> **Exercise**
Take each line containing "งเสร" and report it exactly as written.

[Extracts from a graphics dataset]
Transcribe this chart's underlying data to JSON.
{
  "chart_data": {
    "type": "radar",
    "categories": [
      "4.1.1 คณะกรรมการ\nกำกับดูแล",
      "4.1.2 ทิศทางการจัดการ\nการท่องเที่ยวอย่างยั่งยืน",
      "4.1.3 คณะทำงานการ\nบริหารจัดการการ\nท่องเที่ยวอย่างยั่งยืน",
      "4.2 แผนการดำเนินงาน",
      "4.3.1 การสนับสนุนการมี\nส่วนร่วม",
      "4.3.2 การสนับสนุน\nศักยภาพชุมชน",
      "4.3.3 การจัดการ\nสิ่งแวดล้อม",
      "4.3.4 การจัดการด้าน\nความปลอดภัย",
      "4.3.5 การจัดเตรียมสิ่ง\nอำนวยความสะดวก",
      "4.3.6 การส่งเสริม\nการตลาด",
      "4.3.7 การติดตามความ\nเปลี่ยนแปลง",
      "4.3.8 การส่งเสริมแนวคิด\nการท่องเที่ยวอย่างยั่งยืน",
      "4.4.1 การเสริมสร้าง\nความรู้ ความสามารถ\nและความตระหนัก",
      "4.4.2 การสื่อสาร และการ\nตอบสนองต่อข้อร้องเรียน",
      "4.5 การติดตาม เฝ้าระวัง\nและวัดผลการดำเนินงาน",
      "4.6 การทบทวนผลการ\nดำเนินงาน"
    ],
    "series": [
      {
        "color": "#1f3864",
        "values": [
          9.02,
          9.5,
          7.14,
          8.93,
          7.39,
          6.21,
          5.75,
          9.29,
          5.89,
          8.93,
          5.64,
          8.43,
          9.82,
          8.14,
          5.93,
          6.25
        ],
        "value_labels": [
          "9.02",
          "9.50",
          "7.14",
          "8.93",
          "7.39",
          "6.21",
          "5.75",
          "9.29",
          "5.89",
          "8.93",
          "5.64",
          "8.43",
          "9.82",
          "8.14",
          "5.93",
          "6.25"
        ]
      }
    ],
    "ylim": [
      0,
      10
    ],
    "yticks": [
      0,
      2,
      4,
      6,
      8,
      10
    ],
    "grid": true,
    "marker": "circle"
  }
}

> **Answer to this task**
      "4.3.6 การส่งเสริม\nการตลาด",
      "4.3.8 การส่งเสริมแนวคิด\nการท่องเที่ยวอย่างยั่งยืน",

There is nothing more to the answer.